* [Exercise brief]:
Locate the line that contains "Extract all readable text from this page.", then copy it and all later lines of the data below exactly, through the last one.

(Collected data entries)

-- begin --

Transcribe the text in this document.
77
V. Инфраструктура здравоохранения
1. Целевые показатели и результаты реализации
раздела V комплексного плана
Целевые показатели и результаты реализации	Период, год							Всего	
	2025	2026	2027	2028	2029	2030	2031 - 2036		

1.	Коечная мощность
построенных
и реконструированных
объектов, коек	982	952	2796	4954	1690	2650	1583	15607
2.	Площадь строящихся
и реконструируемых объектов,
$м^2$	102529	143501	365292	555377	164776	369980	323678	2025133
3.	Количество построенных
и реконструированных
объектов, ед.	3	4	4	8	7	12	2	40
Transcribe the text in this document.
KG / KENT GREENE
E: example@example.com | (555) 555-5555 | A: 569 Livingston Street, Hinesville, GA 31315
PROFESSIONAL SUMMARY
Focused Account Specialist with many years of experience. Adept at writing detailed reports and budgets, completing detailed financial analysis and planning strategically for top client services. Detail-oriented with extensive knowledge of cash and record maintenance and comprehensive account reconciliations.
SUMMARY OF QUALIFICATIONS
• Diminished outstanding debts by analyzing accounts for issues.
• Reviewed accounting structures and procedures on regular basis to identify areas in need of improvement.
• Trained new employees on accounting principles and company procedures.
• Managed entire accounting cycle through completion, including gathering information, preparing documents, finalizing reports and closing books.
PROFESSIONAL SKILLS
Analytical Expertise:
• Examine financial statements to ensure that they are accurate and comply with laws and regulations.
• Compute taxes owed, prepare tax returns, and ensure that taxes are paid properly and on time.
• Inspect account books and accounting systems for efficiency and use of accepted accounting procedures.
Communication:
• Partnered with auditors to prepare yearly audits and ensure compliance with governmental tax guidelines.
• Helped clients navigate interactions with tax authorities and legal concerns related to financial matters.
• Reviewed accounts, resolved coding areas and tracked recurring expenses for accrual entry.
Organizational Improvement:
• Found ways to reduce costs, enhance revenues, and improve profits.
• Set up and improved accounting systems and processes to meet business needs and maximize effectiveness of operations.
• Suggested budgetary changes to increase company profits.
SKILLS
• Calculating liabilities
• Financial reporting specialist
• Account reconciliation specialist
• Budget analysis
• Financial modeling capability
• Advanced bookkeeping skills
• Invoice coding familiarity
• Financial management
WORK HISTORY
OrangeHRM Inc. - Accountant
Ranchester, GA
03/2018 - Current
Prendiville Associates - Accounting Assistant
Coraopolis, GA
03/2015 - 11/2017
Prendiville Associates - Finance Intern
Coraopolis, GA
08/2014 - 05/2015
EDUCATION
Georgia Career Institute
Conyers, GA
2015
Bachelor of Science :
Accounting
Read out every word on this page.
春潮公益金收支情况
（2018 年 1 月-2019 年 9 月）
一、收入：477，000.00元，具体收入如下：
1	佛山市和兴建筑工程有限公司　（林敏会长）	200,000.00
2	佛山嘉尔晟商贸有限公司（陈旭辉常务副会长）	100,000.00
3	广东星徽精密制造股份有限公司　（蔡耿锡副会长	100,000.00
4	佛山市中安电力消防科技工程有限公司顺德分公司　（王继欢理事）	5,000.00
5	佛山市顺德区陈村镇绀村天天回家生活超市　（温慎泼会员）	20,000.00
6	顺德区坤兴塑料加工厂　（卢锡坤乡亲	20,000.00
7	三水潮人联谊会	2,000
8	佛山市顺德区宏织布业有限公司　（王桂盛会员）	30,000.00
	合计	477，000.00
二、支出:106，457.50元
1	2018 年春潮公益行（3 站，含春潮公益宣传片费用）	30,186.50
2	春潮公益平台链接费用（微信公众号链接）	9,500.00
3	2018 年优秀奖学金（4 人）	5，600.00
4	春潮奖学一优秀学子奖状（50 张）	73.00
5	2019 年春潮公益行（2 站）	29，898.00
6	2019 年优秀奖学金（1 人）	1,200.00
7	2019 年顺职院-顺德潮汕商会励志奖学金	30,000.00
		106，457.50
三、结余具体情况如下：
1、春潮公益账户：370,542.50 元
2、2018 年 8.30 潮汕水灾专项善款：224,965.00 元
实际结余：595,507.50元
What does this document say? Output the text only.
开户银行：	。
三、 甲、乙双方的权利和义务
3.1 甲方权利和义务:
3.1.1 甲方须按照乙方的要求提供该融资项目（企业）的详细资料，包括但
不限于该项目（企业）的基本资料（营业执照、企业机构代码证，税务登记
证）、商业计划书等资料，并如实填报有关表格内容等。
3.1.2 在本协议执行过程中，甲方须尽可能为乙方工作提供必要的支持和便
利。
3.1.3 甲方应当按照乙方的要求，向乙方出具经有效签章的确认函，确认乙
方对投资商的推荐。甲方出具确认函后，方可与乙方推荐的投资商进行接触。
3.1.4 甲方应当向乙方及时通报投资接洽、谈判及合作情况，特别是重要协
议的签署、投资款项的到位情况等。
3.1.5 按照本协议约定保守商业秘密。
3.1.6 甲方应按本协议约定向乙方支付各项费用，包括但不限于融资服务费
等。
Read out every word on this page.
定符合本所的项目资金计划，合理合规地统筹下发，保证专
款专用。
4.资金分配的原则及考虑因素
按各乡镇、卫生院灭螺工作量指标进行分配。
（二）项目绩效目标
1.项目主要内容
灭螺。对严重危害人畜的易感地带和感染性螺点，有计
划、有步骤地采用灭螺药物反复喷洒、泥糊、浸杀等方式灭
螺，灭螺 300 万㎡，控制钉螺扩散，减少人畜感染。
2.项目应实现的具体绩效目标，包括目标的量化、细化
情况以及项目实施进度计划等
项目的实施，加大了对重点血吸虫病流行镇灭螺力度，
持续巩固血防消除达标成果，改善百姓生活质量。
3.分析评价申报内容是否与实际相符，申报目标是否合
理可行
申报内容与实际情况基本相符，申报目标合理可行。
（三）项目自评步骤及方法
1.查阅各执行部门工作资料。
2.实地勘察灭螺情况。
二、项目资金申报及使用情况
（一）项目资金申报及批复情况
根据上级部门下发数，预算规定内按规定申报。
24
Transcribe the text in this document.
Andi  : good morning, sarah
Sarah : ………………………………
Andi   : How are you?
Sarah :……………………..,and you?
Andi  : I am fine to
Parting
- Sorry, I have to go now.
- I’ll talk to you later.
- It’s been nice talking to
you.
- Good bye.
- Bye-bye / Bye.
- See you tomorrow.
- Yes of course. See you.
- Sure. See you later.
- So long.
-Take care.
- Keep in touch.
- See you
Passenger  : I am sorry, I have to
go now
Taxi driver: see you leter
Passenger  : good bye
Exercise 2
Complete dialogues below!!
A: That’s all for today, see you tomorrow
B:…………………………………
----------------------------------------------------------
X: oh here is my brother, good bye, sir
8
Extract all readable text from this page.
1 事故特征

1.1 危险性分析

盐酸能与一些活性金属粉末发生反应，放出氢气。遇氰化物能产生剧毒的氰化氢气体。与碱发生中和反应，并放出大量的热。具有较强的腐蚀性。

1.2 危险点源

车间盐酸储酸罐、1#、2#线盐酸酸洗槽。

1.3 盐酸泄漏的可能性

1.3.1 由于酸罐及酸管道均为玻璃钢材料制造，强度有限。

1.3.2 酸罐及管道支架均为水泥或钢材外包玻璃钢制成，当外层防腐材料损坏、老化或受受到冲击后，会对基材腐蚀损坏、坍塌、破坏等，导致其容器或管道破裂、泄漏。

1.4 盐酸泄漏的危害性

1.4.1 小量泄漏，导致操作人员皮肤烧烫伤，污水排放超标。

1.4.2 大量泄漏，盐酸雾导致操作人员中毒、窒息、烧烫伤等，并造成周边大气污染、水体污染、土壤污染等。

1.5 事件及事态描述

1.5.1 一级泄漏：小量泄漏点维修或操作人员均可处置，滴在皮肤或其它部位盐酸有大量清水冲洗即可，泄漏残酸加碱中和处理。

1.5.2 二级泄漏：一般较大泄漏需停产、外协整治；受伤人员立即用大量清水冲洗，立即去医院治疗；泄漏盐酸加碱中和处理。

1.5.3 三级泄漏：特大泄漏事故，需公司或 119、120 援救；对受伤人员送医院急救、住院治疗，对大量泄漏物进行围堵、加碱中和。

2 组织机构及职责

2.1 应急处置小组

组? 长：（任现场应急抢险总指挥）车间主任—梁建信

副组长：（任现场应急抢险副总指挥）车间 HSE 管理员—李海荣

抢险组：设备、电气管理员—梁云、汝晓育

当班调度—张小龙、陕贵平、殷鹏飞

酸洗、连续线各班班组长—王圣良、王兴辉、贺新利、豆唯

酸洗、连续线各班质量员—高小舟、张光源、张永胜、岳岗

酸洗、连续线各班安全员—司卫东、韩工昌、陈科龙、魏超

-- end --

* [Solution to the problem]:
Extract all readable text from this page.
1 事故特征

1.1 危险性分析

盐酸能与一些活性金属粉末发生反应，放出氢气。遇氰化物能产生剧毒的氰化氢气体。与碱发生中和反应，并放出大量的热。具有较强的腐蚀性。

1.2 危险点源

车间盐酸储酸罐、1#、2#线盐酸酸洗槽。

1.3 盐酸泄漏的可能性

1.3.1 由于酸罐及酸管道均为玻璃钢材料制造，强度有限。

1.3.2 酸罐及管道支架均为水泥或钢材外包玻璃钢制成，当外层防腐材料损坏、老化或受受到冲击后，会对基材腐蚀损坏、坍塌、破坏等，导致其容器或管道破裂、泄漏。

1.4 盐酸泄漏的危害性

1.4.1 小量泄漏，导致操作人员皮肤烧烫伤，污水排放超标。

1.4.2 大量泄漏，盐酸雾导致操作人员中毒、窒息、烧烫伤等，并造成周边大气污染、水体污染、土壤污染等。

1.5 事件及事态描述

1.5.1 一级泄漏：小量泄漏点维修或操作人员均可处置，滴在皮肤或其它部位盐酸有大量清水冲洗即可，泄漏残酸加碱中和处理。

1.5.2 二级泄漏：一般较大泄漏需停产、外协整治；受伤人员立即用大量清水冲洗，立即去医院治疗；泄漏盐酸加碱中和处理。

1.5.3 三级泄漏：特大泄漏事故，需公司或 119、120 援救；对受伤人员送医院急救、住院治疗，对大量泄漏物进行围堵、加碱中和。

2 组织机构及职责

2.1 应急处置小组

组? 长：（任现场应急抢险总指挥）车间主任—梁建信

副组长：（任现场应急抢险副总指挥）车间 HSE 管理员—李海荣

抢险组：设备、电气管理员—梁云、汝晓育

当班调度—张小龙、陕贵平、殷鹏飞

酸洗、连续线各班班组长—王圣良、王兴辉、贺新利、豆唯

酸洗、连续线各班质量员—高小舟、张光源、张永胜、岳岗

酸洗、连续线各班安全员—司卫东、韩工昌、陈科龙、魏超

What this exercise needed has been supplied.